● PROBLEM DETAILS
Extract the complete listing and repeat it word for word.

Dataset records:
>> start

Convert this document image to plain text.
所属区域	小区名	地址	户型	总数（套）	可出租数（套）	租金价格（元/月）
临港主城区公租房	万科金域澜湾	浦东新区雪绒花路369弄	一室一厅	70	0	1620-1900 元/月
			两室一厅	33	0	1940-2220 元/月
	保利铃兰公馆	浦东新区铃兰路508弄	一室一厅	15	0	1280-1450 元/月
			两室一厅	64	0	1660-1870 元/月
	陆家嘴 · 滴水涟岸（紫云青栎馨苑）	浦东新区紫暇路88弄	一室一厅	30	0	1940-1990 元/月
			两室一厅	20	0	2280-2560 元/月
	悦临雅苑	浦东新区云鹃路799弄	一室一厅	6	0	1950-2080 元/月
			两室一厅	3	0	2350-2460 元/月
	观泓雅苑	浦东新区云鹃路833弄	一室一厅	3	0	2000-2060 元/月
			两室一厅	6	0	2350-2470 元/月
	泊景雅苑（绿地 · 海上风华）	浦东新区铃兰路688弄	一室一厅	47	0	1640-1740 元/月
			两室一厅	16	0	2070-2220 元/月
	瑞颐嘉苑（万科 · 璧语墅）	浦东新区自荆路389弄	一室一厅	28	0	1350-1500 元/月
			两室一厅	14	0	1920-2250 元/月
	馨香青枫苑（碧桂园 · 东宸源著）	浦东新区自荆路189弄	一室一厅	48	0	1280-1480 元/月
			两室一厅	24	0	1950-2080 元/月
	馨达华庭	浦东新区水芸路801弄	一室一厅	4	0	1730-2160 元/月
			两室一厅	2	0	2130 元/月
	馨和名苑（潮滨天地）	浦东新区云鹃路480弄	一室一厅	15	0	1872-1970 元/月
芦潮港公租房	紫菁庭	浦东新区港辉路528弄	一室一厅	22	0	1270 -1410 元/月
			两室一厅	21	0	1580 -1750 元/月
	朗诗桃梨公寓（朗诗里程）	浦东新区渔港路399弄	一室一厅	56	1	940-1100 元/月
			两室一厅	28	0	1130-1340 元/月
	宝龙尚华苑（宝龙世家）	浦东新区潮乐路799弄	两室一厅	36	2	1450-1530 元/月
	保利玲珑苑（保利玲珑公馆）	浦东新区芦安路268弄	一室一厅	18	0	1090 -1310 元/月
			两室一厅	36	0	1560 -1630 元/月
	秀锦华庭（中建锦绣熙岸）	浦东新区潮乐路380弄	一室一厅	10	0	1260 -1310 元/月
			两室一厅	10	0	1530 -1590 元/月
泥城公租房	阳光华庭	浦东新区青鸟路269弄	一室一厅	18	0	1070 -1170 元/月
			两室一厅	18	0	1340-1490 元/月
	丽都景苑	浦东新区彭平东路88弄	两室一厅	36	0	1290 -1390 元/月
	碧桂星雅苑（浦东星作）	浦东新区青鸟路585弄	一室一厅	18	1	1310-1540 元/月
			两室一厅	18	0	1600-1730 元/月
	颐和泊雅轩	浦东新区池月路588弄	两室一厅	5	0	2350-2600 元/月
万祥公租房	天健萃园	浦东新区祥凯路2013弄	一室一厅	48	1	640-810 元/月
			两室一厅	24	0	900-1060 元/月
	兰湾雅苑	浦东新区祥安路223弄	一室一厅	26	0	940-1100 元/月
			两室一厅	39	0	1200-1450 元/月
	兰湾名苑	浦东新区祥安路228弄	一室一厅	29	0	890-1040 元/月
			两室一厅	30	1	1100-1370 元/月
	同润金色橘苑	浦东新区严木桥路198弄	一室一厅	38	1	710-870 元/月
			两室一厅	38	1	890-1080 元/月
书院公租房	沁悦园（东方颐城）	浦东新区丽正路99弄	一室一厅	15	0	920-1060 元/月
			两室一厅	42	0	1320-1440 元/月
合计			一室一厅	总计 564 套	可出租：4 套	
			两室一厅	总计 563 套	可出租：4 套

>> end

● THE OUTPUT
Convert this document image to plain text.
所属区域	小区名	地址	户型	总数（套）	可出租数（套）	租金价格（元/月）
临港主城区公租房	万科金域澜湾	浦东新区雪绒花路369弄	一室一厅	70	0	1620-1900 元/月
			两室一厅	33	0	1940-2220 元/月
	保利铃兰公馆	浦东新区铃兰路508弄	一室一厅	15	0	1280-1450 元/月
			两室一厅	64	0	1660-1870 元/月
	陆家嘴 · 滴水涟岸（紫云青栎馨苑）	浦东新区紫暇路88弄	一室一厅	30	0	1940-1990 元/月
			两室一厅	20	0	2280-2560 元/月
	悦临雅苑	浦东新区云鹃路799弄	一室一厅	6	0	1950-2080 元/月
			两室一厅	3	0	2350-2460 元/月
	观泓雅苑	浦东新区云鹃路833弄	一室一厅	3	0	2000-2060 元/月
			两室一厅	6	0	2350-2470 元/月
	泊景雅苑（绿地 · 海上风华）	浦东新区铃兰路688弄	一室一厅	47	0	1640-1740 元/月
			两室一厅	16	0	2070-2220 元/月
	瑞颐嘉苑（万科 · 璧语墅）	浦东新区自荆路389弄	一室一厅	28	0	1350-1500 元/月
			两室一厅	14	0	1920-2250 元/月
	馨香青枫苑（碧桂园 · 东宸源著）	浦东新区自荆路189弄	一室一厅	48	0	1280-1480 元/月
			两室一厅	24	0	1950-2080 元/月
	馨达华庭	浦东新区水芸路801弄	一室一厅	4	0	1730-2160 元/月
			两室一厅	2	0	2130 元/月
	馨和名苑（潮滨天地）	浦东新区云鹃路480弄	一室一厅	15	0	1872-1970 元/月
芦潮港公租房	紫菁庭	浦东新区港辉路528弄	一室一厅	22	0	1270 -1410 元/月
			两室一厅	21	0	1580 -1750 元/月
	朗诗桃梨公寓（朗诗里程）	浦东新区渔港路399弄	一室一厅	56	1	940-1100 元/月
			两室一厅	28	0	1130-1340 元/月
	宝龙尚华苑（宝龙世家）	浦东新区潮乐路799弄	两室一厅	36	2	1450-1530 元/月
	保利玲珑苑（保利玲珑公馆）	浦东新区芦安路268弄	一室一厅	18	0	1090 -1310 元/月
			两室一厅	36	0	1560 -1630 元/月
	秀锦华庭（中建锦绣熙岸）	浦东新区潮乐路380弄	一室一厅	10	0	1260 -1310 元/月
			两室一厅	10	0	1530 -1590 元/月
泥城公租房	阳光华庭	浦东新区青鸟路269弄	一室一厅	18	0	1070 -1170 元/月
			两室一厅	18	0	1340-1490 元/月
	丽都景苑	浦东新区彭平东路88弄	两室一厅	36	0	1290 -1390 元/月
	碧桂星雅苑（浦东星作）	浦东新区青鸟路585弄	一室一厅	18	1	1310-1540 元/月
			两室一厅	18	0	1600-1730 元/月
	颐和泊雅轩	浦东新区池月路588弄	两室一厅	5	0	2350-2600 元/月
万祥公租房	天健萃园	浦东新区祥凯路2013弄	一室一厅	48	1	640-810 元/月
			两室一厅	24	0	900-1060 元/月
	兰湾雅苑	浦东新区祥安路223弄	一室一厅	26	0	940-1100 元/月
			两室一厅	39	0	1200-1450 元/月
	兰湾名苑	浦东新区祥安路228弄	一室一厅	29	0	890-1040 元/月
			两室一厅	30	1	1100-1370 元/月
	同润金色橘苑	浦东新区严木桥路198弄	一室一厅	38	1	710-870 元/月
			两室一厅	38	1	890-1080 元/月
书院公租房	沁悦园（东方颐城）	浦东新区丽正路99弄	一室一厅	15	0	920-1060 元/月
			两室一厅	42	0	1320-1440 元/月
合计			一室一厅	总计 564 套	可出租：4 套	
			两室一厅	总计 563 套	可出租：4 套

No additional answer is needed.